Exercise requirements =>
Print the listing as it stands, omitting all images.

* * * * *

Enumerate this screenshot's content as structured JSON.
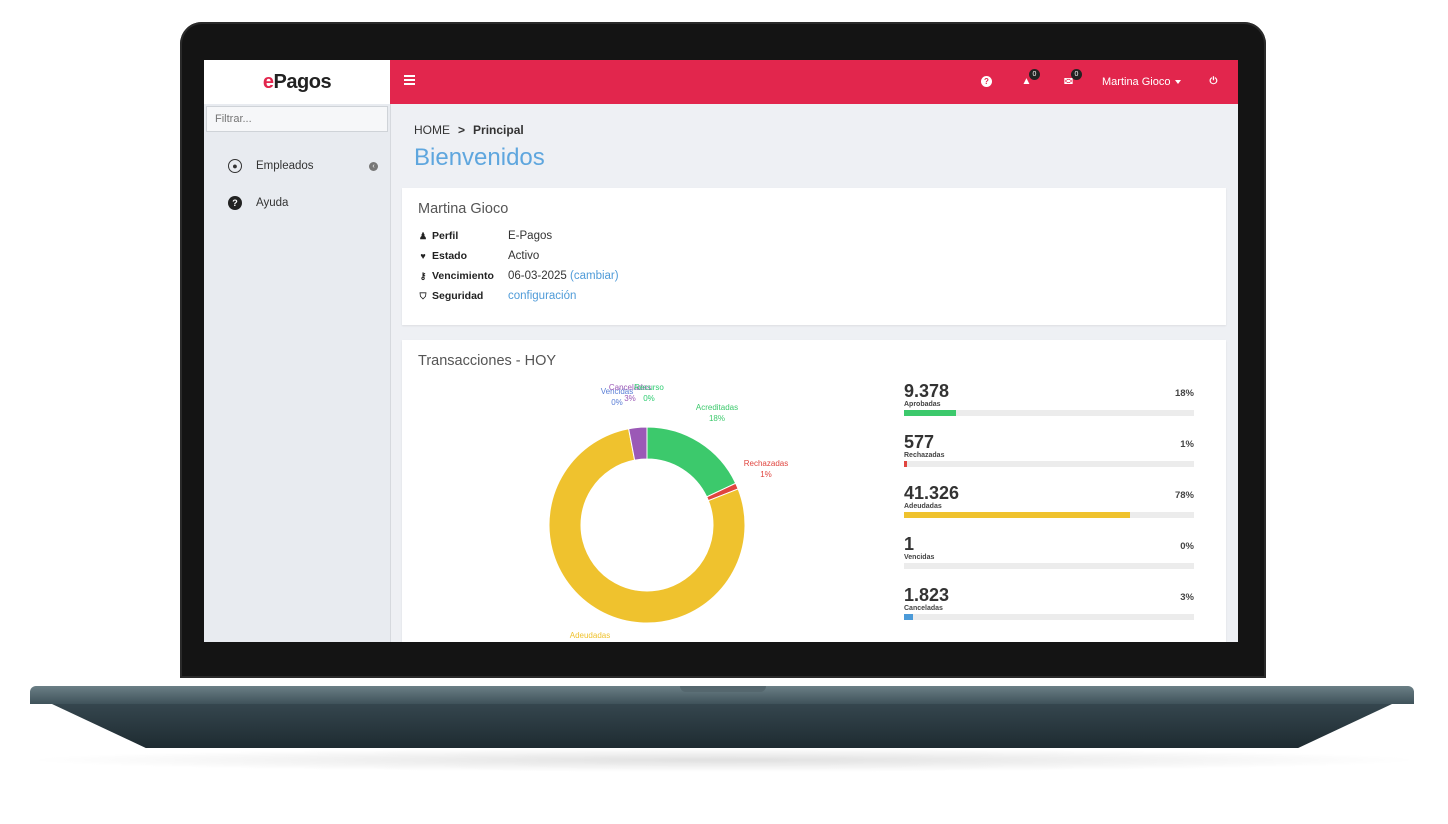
{
  "app": {
    "logo_prefix": "e",
    "logo_suffix": "Pagos",
    "brand_color": "#e2264d",
    "link_color": "#4f9bd8"
  },
  "sidebar": {
    "filter_placeholder": "Filtrar...",
    "items": [
      {
        "label": "Empleados",
        "icon": "user-circle-icon"
      },
      {
        "label": "Ayuda",
        "icon": "help-circle-icon"
      }
    ]
  },
  "topbar": {
    "menu_icon": "hamburger-icon",
    "help_icon": "help-icon",
    "alerts_icon": "warning-icon",
    "alerts_count": "0",
    "messages_icon": "envelope-icon",
    "messages_count": "0",
    "user_name": "Martina Gioco",
    "power_icon": "power-icon"
  },
  "breadcrumb": {
    "home": "HOME",
    "separator": ">",
    "current": "Principal"
  },
  "page_title": "Bienvenidos",
  "profile": {
    "name": "Martina Gioco",
    "rows": {
      "perfil": {
        "label": "Perfil",
        "value": "E-Pagos"
      },
      "estado": {
        "label": "Estado",
        "value": "Activo"
      },
      "vencimiento": {
        "label": "Vencimiento",
        "value": "06-03-2025",
        "link": "(cambiar)"
      },
      "seguridad": {
        "label": "Seguridad",
        "link": "configuración"
      }
    }
  },
  "transactions": {
    "title": "Transacciones - HOY",
    "stats": [
      {
        "value": "9.378",
        "label": "Aprobadas",
        "pct_text": "18%",
        "pct": 18,
        "color": "#3cc96c"
      },
      {
        "value": "577",
        "label": "Rechazadas",
        "pct_text": "1%",
        "pct": 1,
        "color": "#e0453f"
      },
      {
        "value": "41.326",
        "label": "Adeudadas",
        "pct_text": "78%",
        "pct": 78,
        "color": "#efc22e"
      },
      {
        "value": "1",
        "label": "Vencidas",
        "pct_text": "0%",
        "pct": 0,
        "color": "#5b7fd6"
      },
      {
        "value": "1.823",
        "label": "Canceladas",
        "pct_text": "3%",
        "pct": 3,
        "color": "#4b9ad8"
      }
    ]
  },
  "chart_data": {
    "type": "pie",
    "title": "",
    "series": [
      {
        "name": "Acreditadas",
        "value": 18,
        "label": "18%",
        "color": "#3cc96c"
      },
      {
        "name": "Rechazadas",
        "value": 1,
        "label": "1%",
        "color": "#e0453f"
      },
      {
        "name": "Adeudadas",
        "value": 78,
        "label": "",
        "color": "#efc22e"
      },
      {
        "name": "Vencidas",
        "value": 0,
        "label": "0%",
        "color": "#5b7fd6"
      },
      {
        "name": "Canceladas",
        "value": 3,
        "label": "3%",
        "color": "#9b59b6"
      },
      {
        "name": "Recurso",
        "value": 0,
        "label": "0%",
        "color": "#2ecc71"
      }
    ]
  }
}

* * * * *

Correct answer =>
Enumerate this screenshot's content as structured JSON.
{
  "app": {
    "logo_prefix": "e",
    "logo_suffix": "Pagos",
    "brand_color": "#e2264d",
    "link_color": "#4f9bd8"
  },
  "sidebar": {
    "filter_placeholder": "Filtrar...",
    "items": [
      {
        "label": "Empleados",
        "icon": "user-circle-icon"
      },
      {
        "label": "Ayuda",
        "icon": "help-circle-icon"
      }
    ]
  },
  "topbar": {
    "menu_icon": "hamburger-icon",
    "help_icon": "help-icon",
    "alerts_icon": "warning-icon",
    "alerts_count": "0",
    "messages_icon": "envelope-icon",
    "messages_count": "0",
    "user_name": "Martina Gioco",
    "power_icon": "power-icon"
  },
  "breadcrumb": {
    "home": "HOME",
    "separator": ">",
    "current": "Principal"
  },
  "page_title": "Bienvenidos",
  "profile": {
    "name": "Martina Gioco",
    "rows": {
      "perfil": {
        "label": "Perfil",
        "value": "E-Pagos"
      },
      "estado": {
        "label": "Estado",
        "value": "Activo"
      },
      "vencimiento": {
        "label": "Vencimiento",
        "value": "06-03-2025",
        "link": "(cambiar)"
      },
      "seguridad": {
        "label": "Seguridad",
        "link": "configuración"
      }
    }
  },
  "transactions": {
    "title": "Transacciones - HOY",
    "stats": [
      {
        "value": "9.378",
        "label": "Aprobadas",
        "pct_text": "18%",
        "pct": 18,
        "color": "#3cc96c"
      },
      {
        "value": "577",
        "label": "Rechazadas",
        "pct_text": "1%",
        "pct": 1,
        "color": "#e0453f"
      },
      {
        "value": "41.326",
        "label": "Adeudadas",
        "pct_text": "78%",
        "pct": 78,
        "color": "#efc22e"
      },
      {
        "value": "1",
        "label": "Vencidas",
        "pct_text": "0%",
        "pct": 0,
        "color": "#5b7fd6"
      },
      {
        "value": "1.823",
        "label": "Canceladas",
        "pct_text": "3%",
        "pct": 3,
        "color": "#4b9ad8"
      }
    ]
  },
  "chart_data": {
    "type": "pie",
    "title": "",
    "series": [
      {
        "name": "Acreditadas",
        "value": 18,
        "label": "18%",
        "color": "#3cc96c"
      },
      {
        "name": "Rechazadas",
        "value": 1,
        "label": "1%",
        "color": "#e0453f"
      },
      {
        "name": "Adeudadas",
        "value": 78,
        "label": "",
        "color": "#efc22e"
      },
      {
        "name": "Vencidas",
        "value": 0,
        "label": "0%",
        "color": "#5b7fd6"
      },
      {
        "name": "Canceladas",
        "value": 3,
        "label": "3%",
        "color": "#9b59b6"
      },
      {
        "name": "Recurso",
        "value": 0,
        "label": "0%",
        "color": "#2ecc71"
      }
    ]
  }
}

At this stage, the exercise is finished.